▶ _CHALLENGE_
Gather all lines in the records below that include the word "Habitant".

▶ _EXCERPTED DATA_
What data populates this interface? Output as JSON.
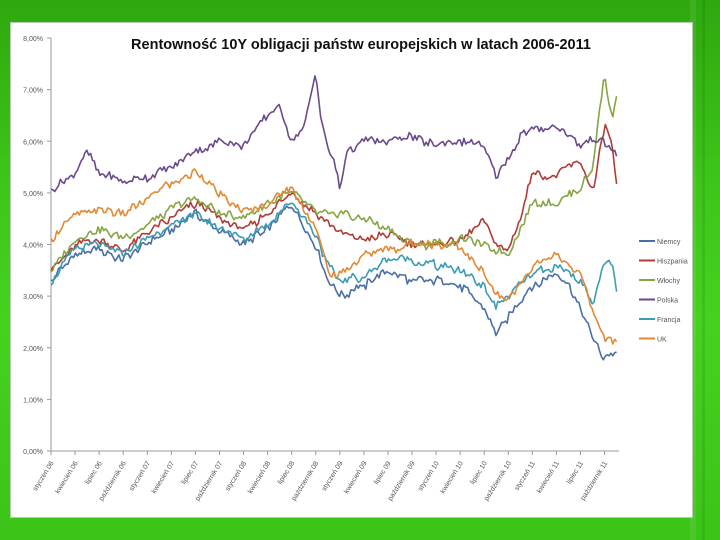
{
  "colors": {
    "Niemcy": "#4a6fa5",
    "Hiszpania": "#b03c37",
    "Włochy": "#86a544",
    "Polska": "#6b4a8b",
    "Francja": "#3c9bb5",
    "UK": "#e08a35"
  },
  "chart_data": {
    "type": "line",
    "title": "Rentowność 10Y obligacji państw europejskich w latach 2006-2011",
    "ylim": [
      0,
      8
    ],
    "y_ticks": [
      "0,00%",
      "1,00%",
      "2,00%",
      "3,00%",
      "4,00%",
      "5,00%",
      "6,00%",
      "7,00%",
      "8,00%"
    ],
    "y_tick_values": [
      0,
      1,
      2,
      3,
      4,
      5,
      6,
      7,
      8
    ],
    "x_labels": [
      "styczeń 06",
      "kwiecień 06",
      "lipiec 06",
      "październik 06",
      "styczeń 07",
      "kwiecień 07",
      "lipiec 07",
      "październik 07",
      "styczeń 08",
      "kwiecień 08",
      "lipiec 08",
      "październik 08",
      "styczeń 09",
      "kwiecień 09",
      "lipiec 09",
      "październik 09",
      "styczeń 10",
      "kwiecień 10",
      "lipiec 10",
      "październik 10",
      "styczeń 11",
      "kwiecień 11",
      "lipiec 11",
      "październik 11"
    ],
    "x_range": [
      0,
      23.6
    ],
    "series": [
      {
        "name": "Niemcy",
        "x": [
          0,
          1,
          2,
          3,
          4,
          5,
          6,
          7,
          8,
          9,
          10,
          10.5,
          11,
          11.5,
          12,
          13,
          14,
          15,
          16,
          17,
          18,
          18.5,
          19,
          20,
          21,
          21.5,
          22,
          22.5,
          23,
          23.5
        ],
        "values": [
          3.3,
          3.8,
          3.9,
          3.7,
          4.0,
          4.3,
          4.6,
          4.3,
          4.0,
          4.3,
          4.8,
          4.4,
          4.0,
          3.3,
          3.0,
          3.2,
          3.5,
          3.3,
          3.3,
          3.2,
          2.8,
          2.3,
          2.6,
          3.2,
          3.4,
          3.2,
          2.8,
          2.2,
          1.8,
          1.9
        ]
      },
      {
        "name": "Hiszpania",
        "x": [
          0,
          1,
          2,
          3,
          4,
          5,
          6,
          7,
          8,
          9,
          10,
          11,
          12,
          13,
          14,
          15,
          16,
          17,
          18,
          18.5,
          19,
          19.5,
          20,
          21,
          21.5,
          22,
          22.5,
          23,
          23.3,
          23.5
        ],
        "values": [
          3.5,
          4.0,
          4.1,
          3.9,
          4.2,
          4.5,
          4.8,
          4.5,
          4.3,
          4.6,
          5.0,
          4.6,
          4.2,
          4.1,
          4.2,
          4.0,
          4.0,
          4.1,
          4.5,
          4.0,
          3.9,
          4.5,
          5.4,
          5.3,
          5.5,
          5.6,
          5.0,
          6.3,
          6.0,
          5.1
        ]
      },
      {
        "name": "Włochy",
        "x": [
          0,
          1,
          2,
          3,
          4,
          5,
          6,
          7,
          8,
          9,
          10,
          11,
          12,
          13,
          14,
          15,
          16,
          17,
          18,
          19,
          20,
          21,
          22,
          22.5,
          23,
          23.3,
          23.5
        ],
        "values": [
          3.5,
          4.1,
          4.3,
          4.1,
          4.4,
          4.7,
          4.9,
          4.6,
          4.5,
          4.8,
          5.0,
          4.6,
          4.6,
          4.5,
          4.3,
          4.0,
          4.0,
          4.1,
          4.0,
          3.8,
          4.8,
          4.8,
          5.1,
          5.5,
          7.3,
          6.4,
          6.9
        ]
      },
      {
        "name": "Polska",
        "x": [
          0,
          1,
          1.5,
          2,
          3,
          4,
          5,
          6,
          7,
          8,
          9,
          9.5,
          10,
          10.5,
          11,
          11.2,
          11.4,
          11.8,
          12,
          12.3,
          13,
          14,
          15,
          16,
          17,
          18,
          18.5,
          19,
          19.5,
          20,
          21,
          21.5,
          22,
          22.5,
          23,
          23.5
        ],
        "values": [
          5.0,
          5.4,
          5.8,
          5.4,
          5.2,
          5.3,
          5.5,
          5.8,
          6.0,
          5.9,
          6.5,
          6.7,
          6.0,
          6.2,
          7.4,
          6.5,
          6.0,
          5.5,
          5.1,
          5.8,
          6.0,
          6.0,
          6.1,
          5.9,
          6.0,
          5.9,
          5.3,
          5.7,
          6.1,
          6.2,
          6.3,
          6.1,
          5.9,
          6.1,
          6.0,
          5.8
        ]
      },
      {
        "name": "Francja",
        "x": [
          0,
          1,
          2,
          3,
          4,
          5,
          6,
          7,
          8,
          9,
          10,
          11,
          11.5,
          12,
          13,
          14,
          15,
          16,
          17,
          18,
          18.5,
          19,
          20,
          21,
          22,
          22.5,
          23,
          23.3,
          23.5
        ],
        "values": [
          3.3,
          3.9,
          4.0,
          3.8,
          4.1,
          4.4,
          4.6,
          4.3,
          4.1,
          4.4,
          4.8,
          4.2,
          3.6,
          3.3,
          3.4,
          3.7,
          3.7,
          3.6,
          3.5,
          3.2,
          2.8,
          3.0,
          3.4,
          3.6,
          3.3,
          2.9,
          3.6,
          3.7,
          3.1
        ]
      },
      {
        "name": "UK",
        "x": [
          0,
          1,
          2,
          3,
          4,
          5,
          6,
          7,
          8,
          9,
          10,
          11,
          11.5,
          12,
          13,
          14,
          15,
          16,
          17,
          18,
          18.5,
          19,
          20,
          21,
          22,
          22.5,
          23,
          23.5
        ],
        "values": [
          4.1,
          4.6,
          4.7,
          4.6,
          4.9,
          5.2,
          5.4,
          5.0,
          4.6,
          4.8,
          5.1,
          4.3,
          3.5,
          3.4,
          3.8,
          3.9,
          4.0,
          4.0,
          4.0,
          3.4,
          3.0,
          2.9,
          3.6,
          3.8,
          3.4,
          2.7,
          2.2,
          2.1
        ]
      }
    ]
  }
}
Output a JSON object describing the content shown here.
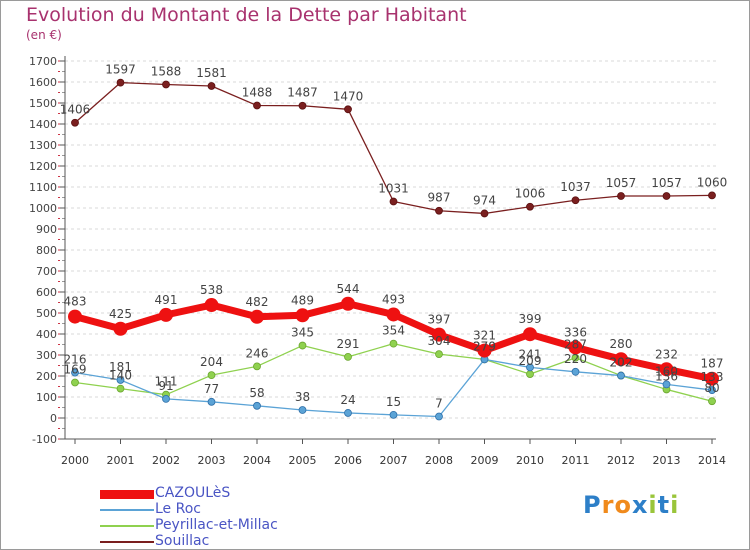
{
  "title": "Evolution du Montant de la Dette par Habitant",
  "unit": "(en €)",
  "brand": "Proxiti",
  "chart_data": {
    "type": "line",
    "title": "Evolution du Montant de la Dette par Habitant",
    "ylabel": "(en €)",
    "categories": [
      "2000",
      "2001",
      "2002",
      "2003",
      "2004",
      "2005",
      "2006",
      "2007",
      "2008",
      "2009",
      "2010",
      "2011",
      "2012",
      "2013",
      "2014"
    ],
    "ylim": [
      -100,
      1700
    ],
    "yticks": [
      -100,
      0,
      100,
      200,
      300,
      400,
      500,
      600,
      700,
      800,
      900,
      1000,
      1100,
      1200,
      1300,
      1400,
      1500,
      1600,
      1700
    ],
    "grid": true,
    "legend_position": "bottom-left",
    "series": [
      {
        "name": "Souillac",
        "color": "#7a1f1f",
        "values": [
          1406,
          1597,
          1588,
          1581,
          1488,
          1487,
          1470,
          1031,
          987,
          974,
          1006,
          1037,
          1057,
          1057,
          1060
        ]
      },
      {
        "name": "Peyrillac-et-Millac",
        "color": "#8fd14f",
        "values": [
          169,
          140,
          111,
          204,
          246,
          345,
          291,
          354,
          304,
          279,
          209,
          287,
          202,
          136,
          80
        ]
      },
      {
        "name": "Le Roc",
        "color": "#5ba3d6",
        "values": [
          216,
          181,
          91,
          77,
          58,
          38,
          24,
          15,
          7,
          279,
          241,
          220,
          202,
          160,
          133
        ]
      },
      {
        "name": "CAZOULèS",
        "color": "#ee1111",
        "values": [
          483,
          425,
          491,
          538,
          482,
          489,
          544,
          493,
          397,
          321,
          399,
          336,
          280,
          232,
          187
        ]
      }
    ]
  }
}
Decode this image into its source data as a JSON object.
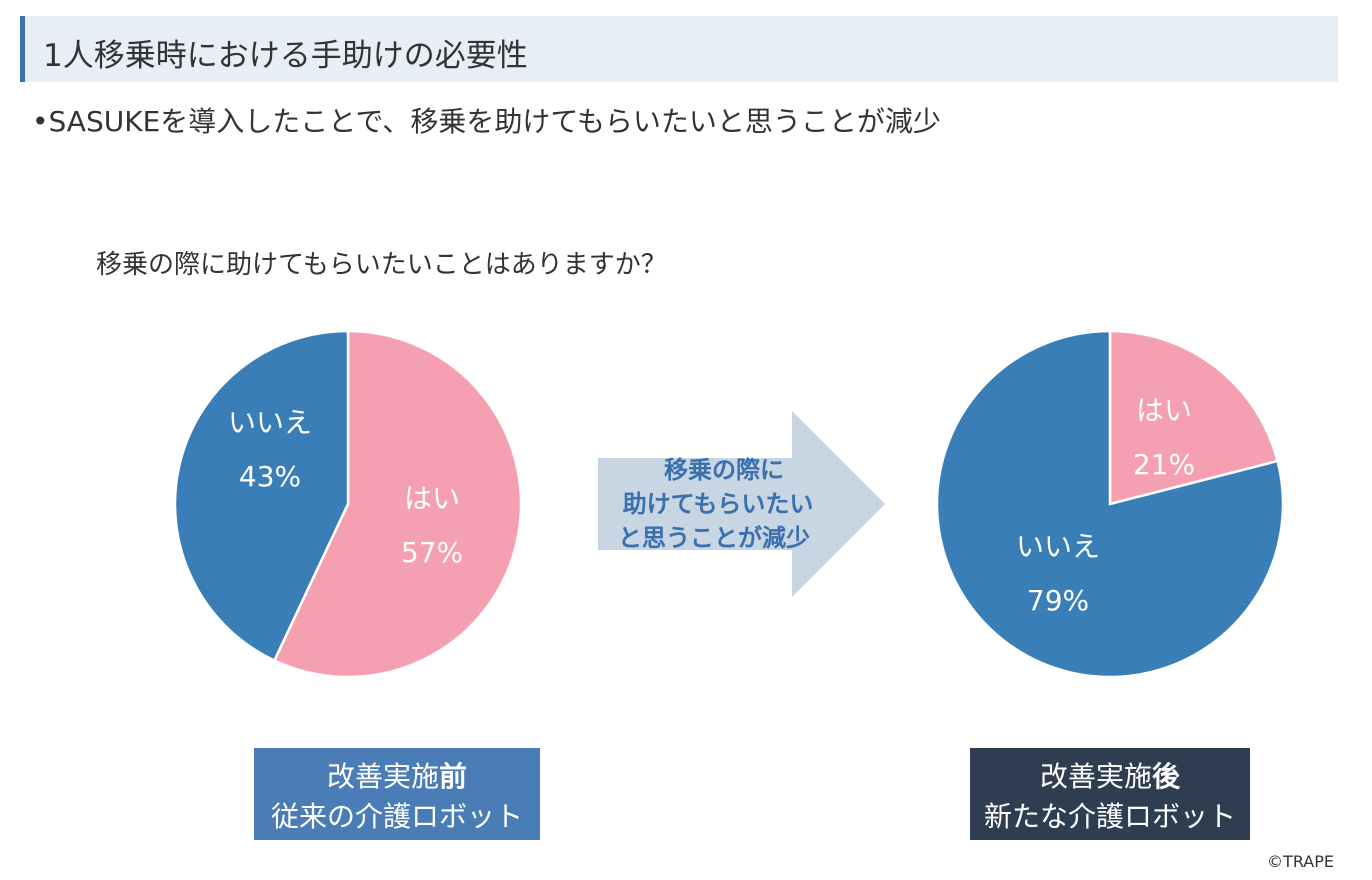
{
  "header": {
    "title": "1人移乗時における手助けの必要性"
  },
  "bullet_text": "•SASUKEを導入したことで、移乗を助けてもらいたいと思うことが減少",
  "question": "移乗の際に助けてもらいたいことはありますか？",
  "colors": {
    "yes": "#f5a0b0",
    "no": "#3a7eb8",
    "arrow": "#c8d5e3",
    "arrow_text": "#3a70ad",
    "caption_before": "#4a7cb5",
    "caption_after": "#2e3d50",
    "title_accent": "#3a70ad"
  },
  "arrow": {
    "lines": [
      "移乗の際に",
      "助けてもらいたい",
      "と思うことが減少"
    ]
  },
  "captions": {
    "before": {
      "line1_main": "改善実施",
      "line1_emph": "前",
      "line2": "従来の介護ロボット"
    },
    "after": {
      "line1_main": "改善実施",
      "line1_emph": "後",
      "line2": "新たな介護ロボット"
    }
  },
  "copyright": "©TRAPE",
  "chart_data": [
    {
      "type": "pie",
      "slices": [
        {
          "label": "はい",
          "value": 57,
          "display": "57%",
          "color": "#f5a0b0"
        },
        {
          "label": "いいえ",
          "value": 43,
          "display": "43%",
          "color": "#3a7eb8"
        }
      ]
    },
    {
      "type": "pie",
      "slices": [
        {
          "label": "はい",
          "value": 21,
          "display": "21%",
          "color": "#f5a0b0"
        },
        {
          "label": "いいえ",
          "value": 79,
          "display": "79%",
          "color": "#3a7eb8"
        }
      ]
    }
  ]
}
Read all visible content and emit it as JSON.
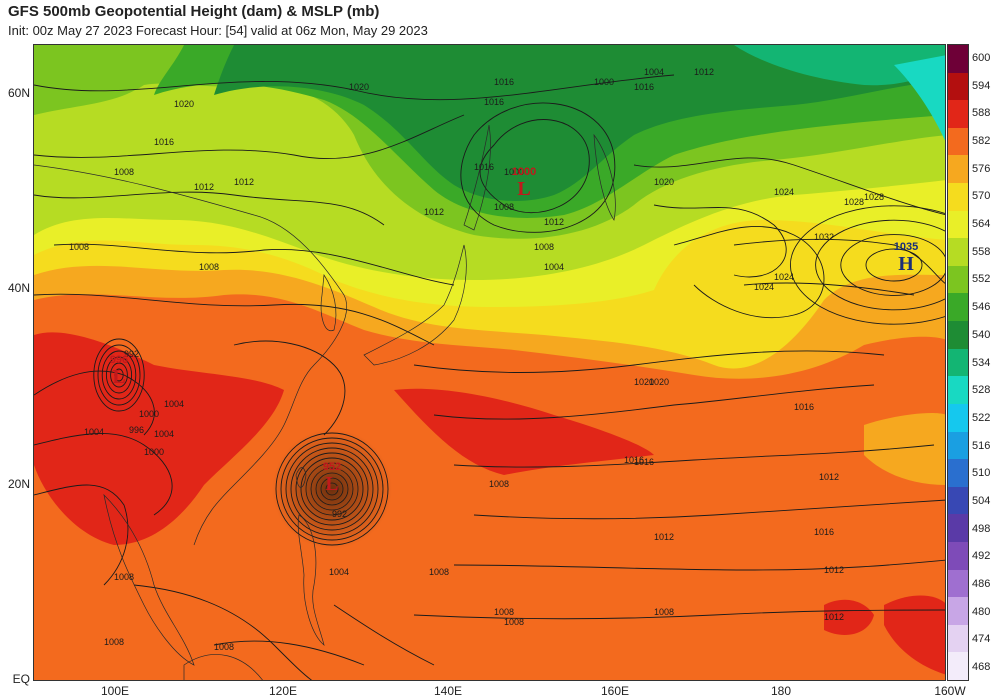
{
  "header": {
    "title": "GFS 500mb Geopotential Height (dam) & MSLP (mb)",
    "subtitle": "Init: 00z May 27 2023   Forecast Hour: [54]   valid at 06z Mon, May 29 2023"
  },
  "axes": {
    "lat_labels": [
      "60N",
      "40N",
      "20N",
      "EQ"
    ],
    "lon_labels": [
      "100E",
      "120E",
      "140E",
      "160E",
      "180",
      "160W"
    ]
  },
  "colorbar": {
    "levels": [
      "600",
      "594",
      "588",
      "582",
      "576",
      "570",
      "564",
      "558",
      "552",
      "546",
      "540",
      "534",
      "528",
      "522",
      "516",
      "510",
      "504",
      "498",
      "492",
      "486",
      "480",
      "474",
      "468"
    ],
    "colors": [
      "#6e0037",
      "#b30f0f",
      "#e12618",
      "#f36a1e",
      "#f6a81f",
      "#f5dc1e",
      "#e9ef28",
      "#b6dc23",
      "#7cc520",
      "#3aa928",
      "#1e8c34",
      "#13b573",
      "#18d9c2",
      "#15c8ee",
      "#1a9fe2",
      "#2a6fcf",
      "#3848b4",
      "#5a3aa7",
      "#7e4bb8",
      "#9f6fd0",
      "#c8a6e6",
      "#e4d2f2",
      "#f3ecfa"
    ]
  },
  "pressure_centers": [
    {
      "type": "L",
      "value": "1000",
      "color": "#c0191c"
    },
    {
      "type": "H",
      "value": "1035",
      "color": "#1a2f78"
    },
    {
      "type": "L",
      "value": "952",
      "color": "#c0191c"
    },
    {
      "type": "L",
      "value": "996",
      "color": "#c0191c"
    }
  ],
  "isobar_labels": [
    "1020",
    "1016",
    "1016",
    "1008",
    "1012",
    "1012",
    "1020",
    "1016",
    "1004",
    "1008",
    "1008",
    "1016",
    "1012",
    "1008",
    "1012",
    "1004",
    "1000",
    "1008",
    "1000",
    "1028",
    "1024",
    "1028",
    "1032",
    "1024",
    "1016",
    "1012",
    "1020",
    "1016",
    "1020",
    "1016",
    "1012",
    "1008",
    "1016",
    "1012",
    "1012",
    "1008",
    "1008",
    "1008",
    "992",
    "1004",
    "1004",
    "1000",
    "996",
    "1004",
    "1000",
    "992",
    "1004",
    "1008",
    "1008",
    "1008",
    "1008",
    "1012",
    "1016",
    "1020",
    "1024"
  ]
}
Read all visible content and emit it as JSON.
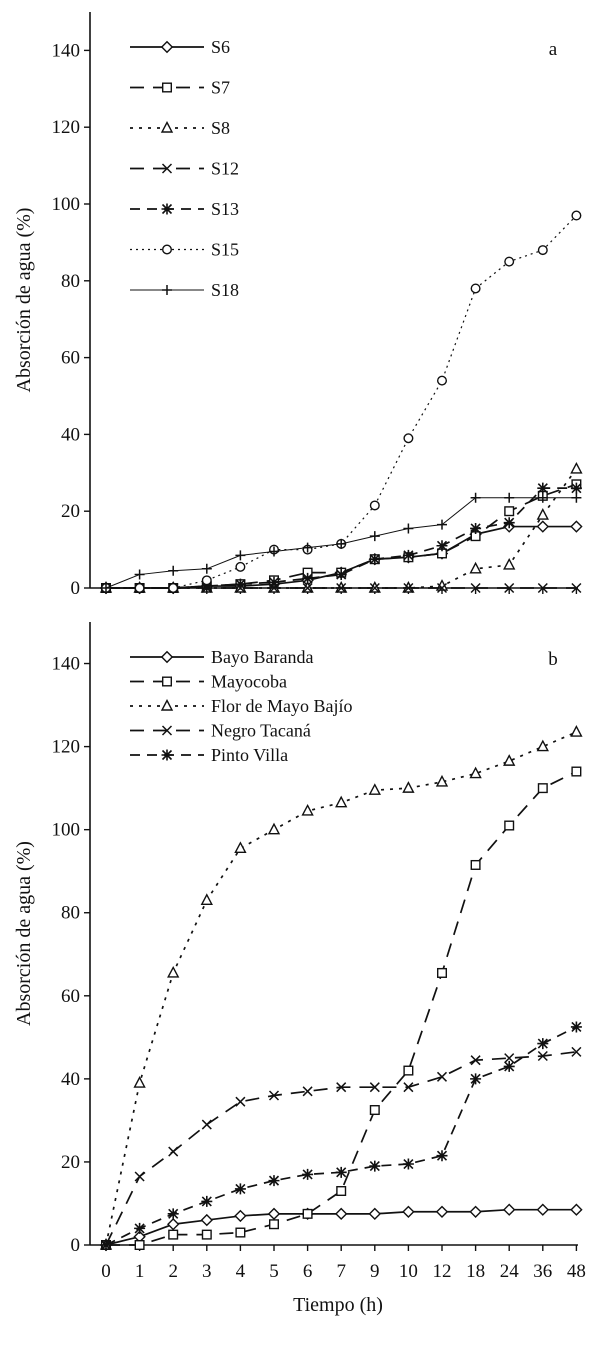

▶ _RESPONSE TO THE TASK_
  "title": "Evolution du Montant de la Dette par Habitant",
    "title": "Evolution du Montant de la Dette par Habitant",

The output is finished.